* [BRANO DEL DOCUMENTO]

——

La coppia divina Dioniso ed Arianna rappresenterebbe l’eterno insorgere e l’eterno trascorrere della zoé, rispettivamente nella generazione e lungo la generazione dei singoli esseri viventi, e mentre la zoé assumerebbe la forma maschile, la genesi delle anime assumerebbe quella femminile.

Lo studio attento delle feste biennali con cui veniva celebrato Dioniso in Grecia rivela una logica interna che è quella della naturale dialettica primordiale tra la zoé e il suo opposto, la morte. Il culto di Dioniso, strettamente connesso con il mito, esprimeva la realtà della zoé, la sua indistruttibilità, ma anche il suo dialettico legame con la morte. Eraclito riconobbe nel culto del Dio quella dialettica degli opposti: « Se essi non allestissero il corteo in onore di Dioniso e non rivolgessero a lui il canto fallico, questo sarebbe il più vergognoso dei comportamenti. Ma lo stesso dio è Ade e Dioniso, per il quale infuriano e si comportano come Baccanti» (22 B 15).

——

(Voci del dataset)
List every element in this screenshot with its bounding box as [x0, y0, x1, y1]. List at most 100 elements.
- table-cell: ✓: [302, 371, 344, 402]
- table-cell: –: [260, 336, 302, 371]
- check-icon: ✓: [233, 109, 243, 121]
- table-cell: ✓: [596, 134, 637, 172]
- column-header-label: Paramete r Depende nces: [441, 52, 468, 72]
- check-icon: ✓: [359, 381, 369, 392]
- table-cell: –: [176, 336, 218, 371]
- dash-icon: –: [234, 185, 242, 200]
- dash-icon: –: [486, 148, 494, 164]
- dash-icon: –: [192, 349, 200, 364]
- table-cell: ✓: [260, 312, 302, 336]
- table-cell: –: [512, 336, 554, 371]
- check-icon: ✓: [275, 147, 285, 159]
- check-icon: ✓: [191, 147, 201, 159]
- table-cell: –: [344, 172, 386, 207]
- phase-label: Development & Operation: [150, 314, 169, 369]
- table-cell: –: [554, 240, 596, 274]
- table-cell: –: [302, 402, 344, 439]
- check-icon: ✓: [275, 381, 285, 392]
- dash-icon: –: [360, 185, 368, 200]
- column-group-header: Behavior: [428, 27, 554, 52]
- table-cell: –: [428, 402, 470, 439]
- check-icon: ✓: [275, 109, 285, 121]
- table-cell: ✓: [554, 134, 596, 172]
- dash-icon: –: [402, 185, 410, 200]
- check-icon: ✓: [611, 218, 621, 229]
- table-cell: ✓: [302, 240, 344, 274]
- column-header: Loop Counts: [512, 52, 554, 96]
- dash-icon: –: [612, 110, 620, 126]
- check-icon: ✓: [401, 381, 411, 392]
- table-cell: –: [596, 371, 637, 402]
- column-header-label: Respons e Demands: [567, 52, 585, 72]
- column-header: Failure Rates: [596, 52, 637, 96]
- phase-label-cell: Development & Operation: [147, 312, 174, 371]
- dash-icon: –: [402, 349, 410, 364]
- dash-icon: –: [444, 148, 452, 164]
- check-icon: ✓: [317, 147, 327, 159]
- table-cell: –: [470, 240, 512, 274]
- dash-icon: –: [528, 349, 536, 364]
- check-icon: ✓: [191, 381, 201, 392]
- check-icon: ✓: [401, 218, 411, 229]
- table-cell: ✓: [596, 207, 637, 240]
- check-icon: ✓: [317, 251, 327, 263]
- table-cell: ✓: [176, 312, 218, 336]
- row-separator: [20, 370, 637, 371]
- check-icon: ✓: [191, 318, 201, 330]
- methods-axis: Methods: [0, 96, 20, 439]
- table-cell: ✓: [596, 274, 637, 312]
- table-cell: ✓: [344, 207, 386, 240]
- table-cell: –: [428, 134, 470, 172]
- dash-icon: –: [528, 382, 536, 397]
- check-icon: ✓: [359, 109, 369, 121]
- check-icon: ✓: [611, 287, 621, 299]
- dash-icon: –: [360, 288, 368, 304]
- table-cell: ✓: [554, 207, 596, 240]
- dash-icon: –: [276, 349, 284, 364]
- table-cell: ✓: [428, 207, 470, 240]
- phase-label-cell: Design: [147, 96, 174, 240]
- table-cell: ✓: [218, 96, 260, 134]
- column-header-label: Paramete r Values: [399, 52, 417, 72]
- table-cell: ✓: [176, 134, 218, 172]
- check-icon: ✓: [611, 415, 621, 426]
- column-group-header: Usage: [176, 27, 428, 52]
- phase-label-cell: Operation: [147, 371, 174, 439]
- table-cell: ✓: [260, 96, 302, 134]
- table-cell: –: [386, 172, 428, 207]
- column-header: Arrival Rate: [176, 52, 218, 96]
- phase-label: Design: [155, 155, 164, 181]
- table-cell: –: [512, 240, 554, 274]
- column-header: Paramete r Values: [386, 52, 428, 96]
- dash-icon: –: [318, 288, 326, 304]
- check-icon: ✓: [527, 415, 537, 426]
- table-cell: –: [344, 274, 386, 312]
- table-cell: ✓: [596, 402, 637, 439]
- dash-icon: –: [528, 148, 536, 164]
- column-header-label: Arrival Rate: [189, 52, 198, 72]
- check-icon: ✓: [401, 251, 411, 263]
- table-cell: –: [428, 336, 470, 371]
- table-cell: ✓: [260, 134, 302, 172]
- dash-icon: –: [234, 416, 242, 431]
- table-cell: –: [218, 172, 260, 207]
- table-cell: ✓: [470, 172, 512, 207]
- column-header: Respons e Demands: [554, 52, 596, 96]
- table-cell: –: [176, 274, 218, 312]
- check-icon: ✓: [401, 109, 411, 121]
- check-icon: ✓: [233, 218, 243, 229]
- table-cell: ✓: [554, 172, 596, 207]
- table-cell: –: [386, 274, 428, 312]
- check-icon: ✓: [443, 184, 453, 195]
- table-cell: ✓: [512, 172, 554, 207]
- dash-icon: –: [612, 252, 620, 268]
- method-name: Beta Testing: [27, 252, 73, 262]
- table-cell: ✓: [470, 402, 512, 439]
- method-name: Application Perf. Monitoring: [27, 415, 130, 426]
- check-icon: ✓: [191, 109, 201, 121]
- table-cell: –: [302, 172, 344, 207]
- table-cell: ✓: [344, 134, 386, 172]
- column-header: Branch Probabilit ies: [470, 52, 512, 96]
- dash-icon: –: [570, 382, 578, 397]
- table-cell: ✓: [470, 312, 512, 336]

——

* [QUESITI DA SVOLGERE]
1. Modifichi il brano su Dioniso a partire da "La coppia divina" e proseguendo fino a "assumerebbe quella femminile.", sostituendo "Arianna" con "Ariadne".
2. Secondo il brano su Dioniso, quale forma assumerebbe la genesi delle anime?
3. Prosegua il brano su Dioniso dal punto in cui termina.

* [RISPOSTE PER QUESITO]
1.
La coppia divina Dioniso ed Ariadne rappresenterebbe l’eterno insorgere e l’eterno trascorrere della zoé, rispettivamente nella generazione e lungo la generazione dei singoli esseri viventi, e mentre la zoé assumerebbe la forma maschile, la genesi delle anime assumerebbe quella femminile.

2. La forma femminile.

3.
Grazie all’opera di Onomacrito (VI sec.), scrittore orfico autore di teletai (iniziazioni), si ebbe una nuova diffusione della religione e del culto di Dioniso attraverso l’Orfismo. Secondo il suo racconto dopo i primi tre sovrani del mondo – Urano, Crono, Zeus – Dioniso regnò come quarto. I Titani che lo accompagnavano, su istigazione di Era, lo smembrarono e ne mangiarono la carne. Zeus fu preso da collera e colpì i Titani con il fulmine. La fuliggine dell’esalazione dei loro corpi si trasformò in materia e da essa nacquero gli uomini. I corpi degli uomini sarebbero dunque dionisiaci, in quanto formati dalla fuliggine aithalé (vapore sublimato) dei Titani che avevano mangiato la carne di Dioniso.

Nel culto, in due cerimonie mistiche rivivevano dunque sia il mito dei Titani, sia il mito dell’assassinio del fanciullo divino. Questi in forma di capretto fu sbranato, diviso (sparagmos) in sette parti che furono gettate in un paiolo a bollire, per poi essere arrostite, ma che però non vennero mai consumate, perché Zeus intervenendo bruciò l’arrosto e coloro che stavano arrostendo.

Il senso della cerimonia appare evidente a Kerényi: un capretto doveva morire affinchè la vite potesse nuovamente crescere sulla terra. Essenziale era naturalmente il rapporto simpatetico tra la vittima, il dio Dioniso, e la vite o il capretto. «La continuità e l’indistruttibilità della zoé non venivano insegnate, ma presentate con la massima naturalezza: in un piccolo frammento concreto dell’altrettanto concreta vita universale».

Il sacrificio di Dioniso, con la sua complessa struttura, dominata da una rigorosa logica interna costituì un momento basilare della storia della religione greca e da essa derivarono sviluppi di grande portata quali l’orfismo e la tragedia greca, nata dalle feste dionisiache degli ateniesi.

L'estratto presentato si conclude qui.